_WORK TO BE COMPLETED_
Every record that follows must be duplicated exactly, with images left out.

_DATA LISTING_
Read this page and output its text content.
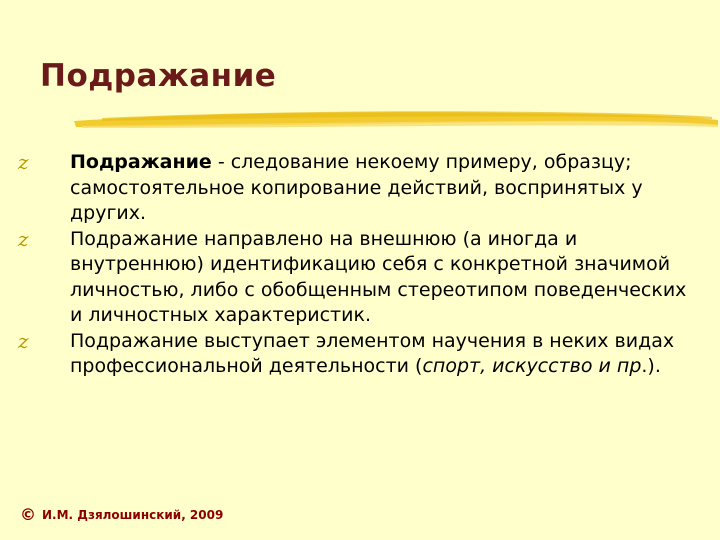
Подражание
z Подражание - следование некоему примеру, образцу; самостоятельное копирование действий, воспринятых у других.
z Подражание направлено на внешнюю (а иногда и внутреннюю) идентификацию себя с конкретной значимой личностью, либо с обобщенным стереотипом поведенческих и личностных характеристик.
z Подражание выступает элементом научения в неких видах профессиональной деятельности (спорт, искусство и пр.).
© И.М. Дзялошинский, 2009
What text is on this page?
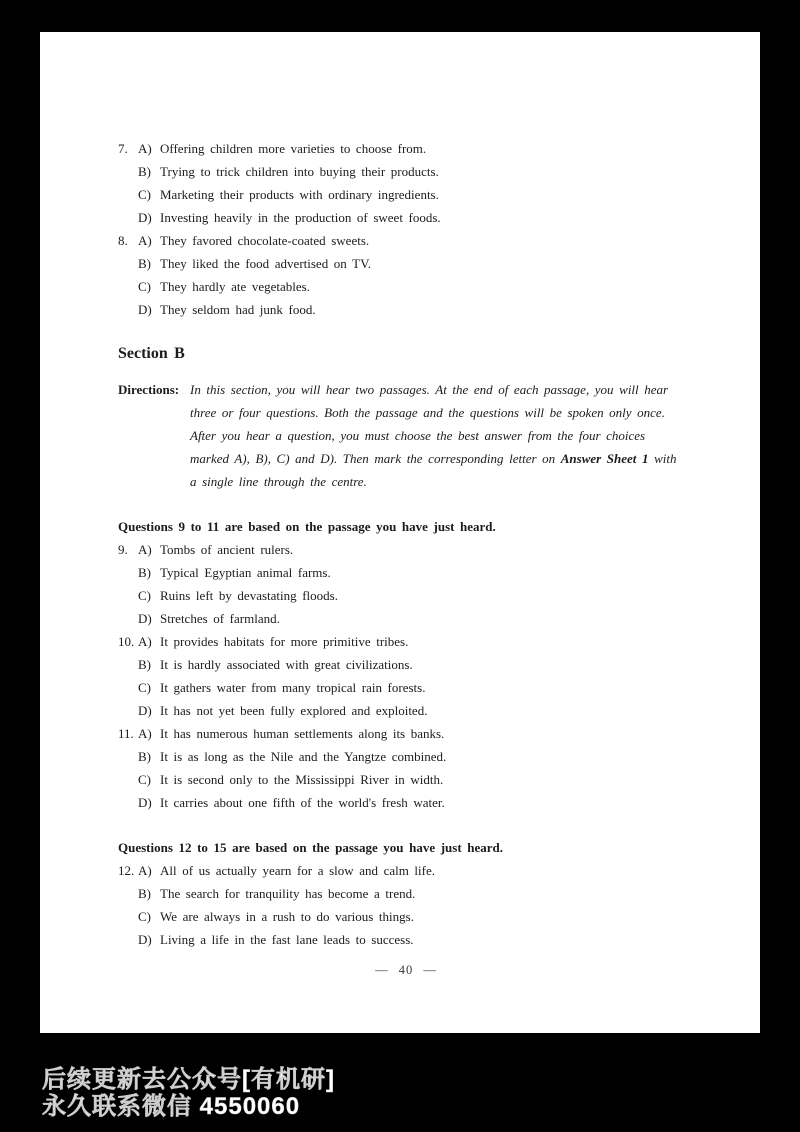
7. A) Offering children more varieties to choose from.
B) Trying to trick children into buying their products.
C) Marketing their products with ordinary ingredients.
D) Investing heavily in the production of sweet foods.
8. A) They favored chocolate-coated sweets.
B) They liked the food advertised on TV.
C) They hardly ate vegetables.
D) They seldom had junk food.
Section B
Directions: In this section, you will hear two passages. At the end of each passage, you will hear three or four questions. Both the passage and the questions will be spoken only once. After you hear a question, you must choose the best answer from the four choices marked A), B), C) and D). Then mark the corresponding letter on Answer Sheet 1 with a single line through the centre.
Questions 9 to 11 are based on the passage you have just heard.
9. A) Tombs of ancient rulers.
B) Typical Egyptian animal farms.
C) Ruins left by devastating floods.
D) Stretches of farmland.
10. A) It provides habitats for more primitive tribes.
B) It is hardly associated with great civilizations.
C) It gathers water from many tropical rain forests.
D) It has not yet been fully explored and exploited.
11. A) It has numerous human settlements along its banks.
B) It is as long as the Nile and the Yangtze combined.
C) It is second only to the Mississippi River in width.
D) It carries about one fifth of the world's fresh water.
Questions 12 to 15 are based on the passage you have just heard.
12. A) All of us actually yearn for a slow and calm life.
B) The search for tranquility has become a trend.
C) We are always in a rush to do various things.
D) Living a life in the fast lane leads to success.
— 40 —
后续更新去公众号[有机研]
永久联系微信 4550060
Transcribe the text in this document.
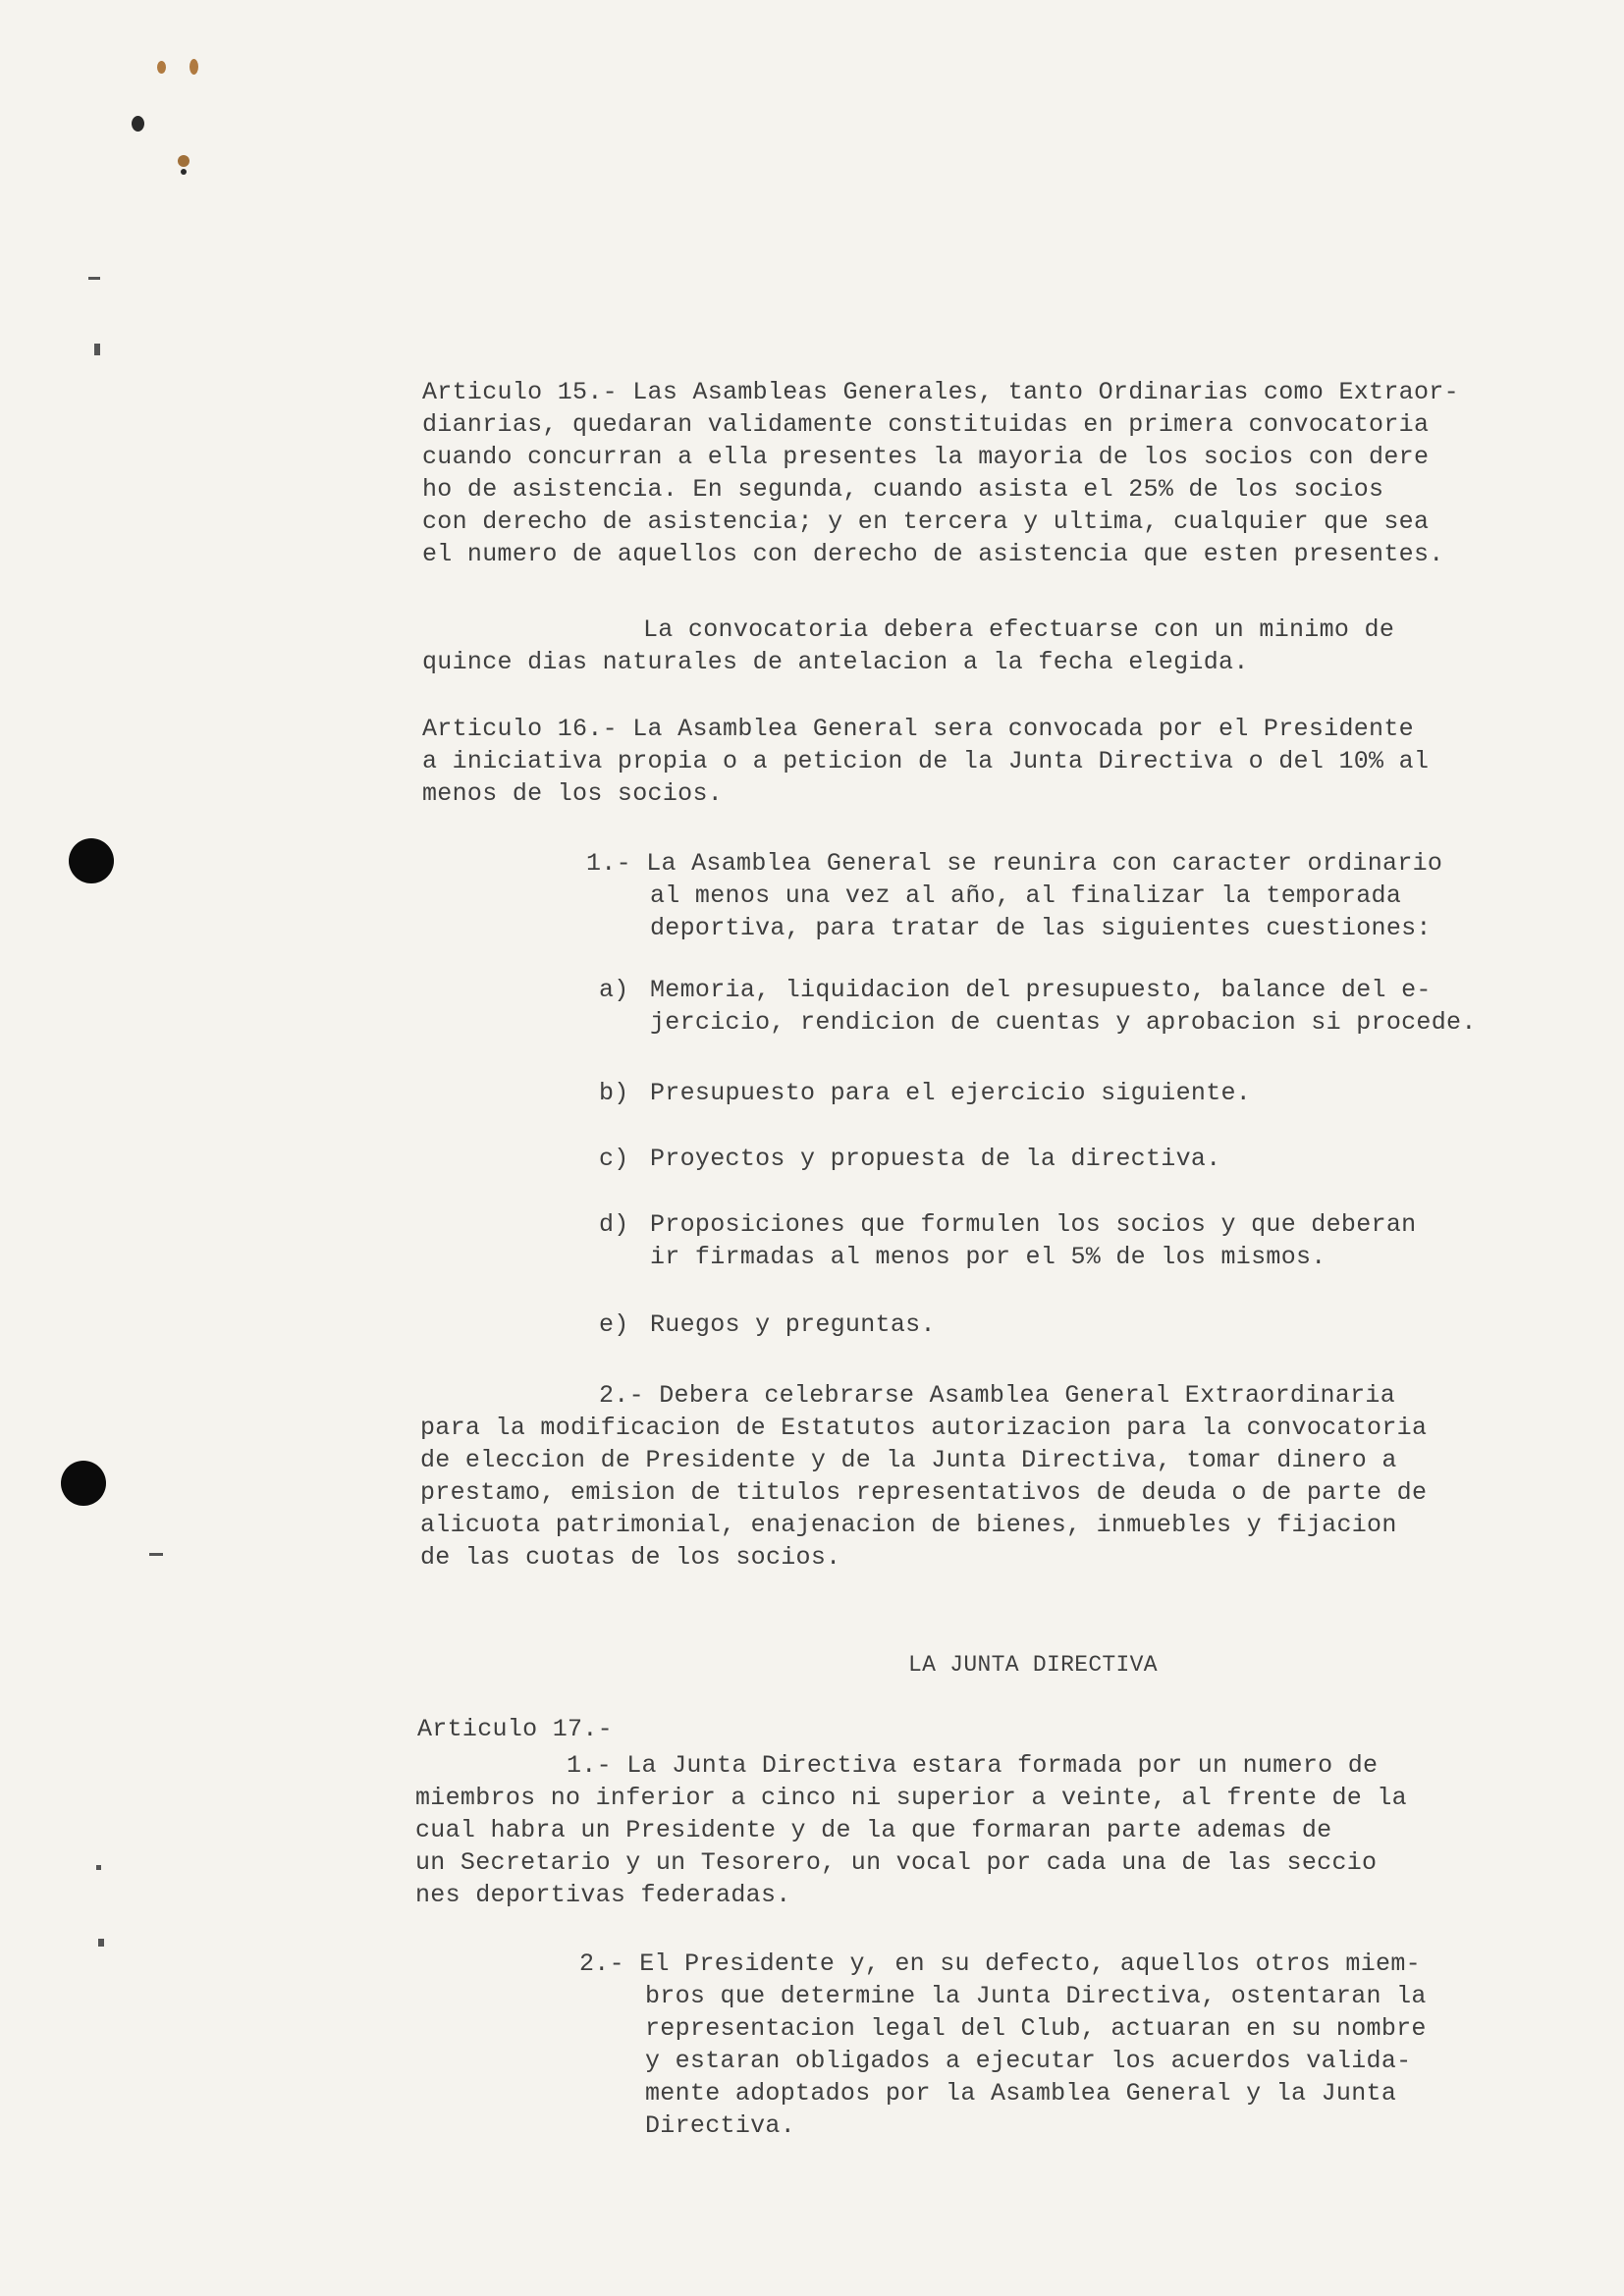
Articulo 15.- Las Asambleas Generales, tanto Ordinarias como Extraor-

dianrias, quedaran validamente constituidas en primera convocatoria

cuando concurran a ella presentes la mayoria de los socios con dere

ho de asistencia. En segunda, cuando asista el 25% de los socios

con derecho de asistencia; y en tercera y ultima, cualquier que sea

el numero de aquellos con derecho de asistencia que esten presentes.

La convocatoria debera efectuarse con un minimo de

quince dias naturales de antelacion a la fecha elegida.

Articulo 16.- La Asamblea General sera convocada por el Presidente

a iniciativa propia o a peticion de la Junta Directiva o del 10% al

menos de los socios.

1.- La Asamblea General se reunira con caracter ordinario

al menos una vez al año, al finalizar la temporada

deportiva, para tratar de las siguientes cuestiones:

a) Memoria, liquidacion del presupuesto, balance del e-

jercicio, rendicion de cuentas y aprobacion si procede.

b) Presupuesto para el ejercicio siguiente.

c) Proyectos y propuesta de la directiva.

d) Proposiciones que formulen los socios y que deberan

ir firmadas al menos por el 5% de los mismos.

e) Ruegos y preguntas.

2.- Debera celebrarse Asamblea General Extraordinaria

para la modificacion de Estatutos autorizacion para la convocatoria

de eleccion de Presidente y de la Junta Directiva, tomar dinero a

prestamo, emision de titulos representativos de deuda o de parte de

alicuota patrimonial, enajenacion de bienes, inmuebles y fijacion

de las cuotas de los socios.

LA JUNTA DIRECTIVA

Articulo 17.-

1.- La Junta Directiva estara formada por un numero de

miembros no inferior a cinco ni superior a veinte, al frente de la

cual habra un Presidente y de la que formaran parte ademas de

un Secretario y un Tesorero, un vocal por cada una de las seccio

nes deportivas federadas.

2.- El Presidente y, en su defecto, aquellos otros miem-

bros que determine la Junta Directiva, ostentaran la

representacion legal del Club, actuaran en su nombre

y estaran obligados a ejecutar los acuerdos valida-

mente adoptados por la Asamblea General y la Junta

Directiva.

_FULL ANSWER_
Read this page and output its text content.
Подражание
z Подражание - следование некоему примеру, образцу; самостоятельное копирование действий, воспринятых у других.
z Подражание направлено на внешнюю (а иногда и внутреннюю) идентификацию себя с конкретной значимой личностью, либо с обобщенным стереотипом поведенческих и личностных характеристик.
z Подражание выступает элементом научения в неких видах профессиональной деятельности (спорт, искусство и пр.).
© И.М. Дзялошинский, 2009
What text is on this page?
7. A) Offering children more varieties to choose from.
B) Trying to trick children into buying their products.
C) Marketing their products with ordinary ingredients.
D) Investing heavily in the production of sweet foods.
8. A) They favored chocolate-coated sweets.
B) They liked the food advertised on TV.
C) They hardly ate vegetables.
D) They seldom had junk food.
Section B
Directions: In this section, you will hear two passages. At the end of each passage, you will hear three or four questions. Both the passage and the questions will be spoken only once. After you hear a question, you must choose the best answer from the four choices marked A), B), C) and D). Then mark the corresponding letter on Answer Sheet 1 with a single line through the centre.
Questions 9 to 11 are based on the passage you have just heard.
9. A) Tombs of ancient rulers.
B) Typical Egyptian animal farms.
C) Ruins left by devastating floods.
D) Stretches of farmland.
10. A) It provides habitats for more primitive tribes.
B) It is hardly associated with great civilizations.
C) It gathers water from many tropical rain forests.
D) It has not yet been fully explored and exploited.
11. A) It has numerous human settlements along its banks.
B) It is as long as the Nile and the Yangtze combined.
C) It is second only to the Mississippi River in width.
D) It carries about one fifth of the world's fresh water.
Questions 12 to 15 are based on the passage you have just heard.
12. A) All of us actually yearn for a slow and calm life.
B) The search for tranquility has become a trend.
C) We are always in a rush to do various things.
D) Living a life in the fast lane leads to success.
— 40 —
后续更新去公众号[有机研]
永久联系微信 4550060
Transcribe the text in this document.
Articulo 15.- Las Asambleas Generales, tanto Ordinarias como Extraor-

dianrias, quedaran validamente constituidas en primera convocatoria

cuando concurran a ella presentes la mayoria de los socios con dere

ho de asistencia. En segunda, cuando asista el 25% de los socios

con derecho de asistencia; y en tercera y ultima, cualquier que sea

el numero de aquellos con derecho de asistencia que esten presentes.

La convocatoria debera efectuarse con un minimo de

quince dias naturales de antelacion a la fecha elegida.

Articulo 16.- La Asamblea General sera convocada por el Presidente

a iniciativa propia o a peticion de la Junta Directiva o del 10% al

menos de los socios.

1.- La Asamblea General se reunira con caracter ordinario

al menos una vez al año, al finalizar la temporada

deportiva, para tratar de las siguientes cuestiones:

a) Memoria, liquidacion del presupuesto, balance del e-

jercicio, rendicion de cuentas y aprobacion si procede.

b) Presupuesto para el ejercicio siguiente.

c) Proyectos y propuesta de la directiva.

d) Proposiciones que formulen los socios y que deberan

ir firmadas al menos por el 5% de los mismos.

e) Ruegos y preguntas.

2.- Debera celebrarse Asamblea General Extraordinaria

para la modificacion de Estatutos autorizacion para la convocatoria

de eleccion de Presidente y de la Junta Directiva, tomar dinero a

prestamo, emision de titulos representativos de deuda o de parte de

alicuota patrimonial, enajenacion de bienes, inmuebles y fijacion

de las cuotas de los socios.

LA JUNTA DIRECTIVA

Articulo 17.-

1.- La Junta Directiva estara formada por un numero de

miembros no inferior a cinco ni superior a veinte, al frente de la

cual habra un Presidente y de la que formaran parte ademas de

un Secretario y un Tesorero, un vocal por cada una de las seccio

nes deportivas federadas.

2.- El Presidente y, en su defecto, aquellos otros miem-

bros que determine la Junta Directiva, ostentaran la

representacion legal del Club, actuaran en su nombre

y estaran obligados a ejecutar los acuerdos valida-

mente adoptados por la Asamblea General y la Junta

Directiva.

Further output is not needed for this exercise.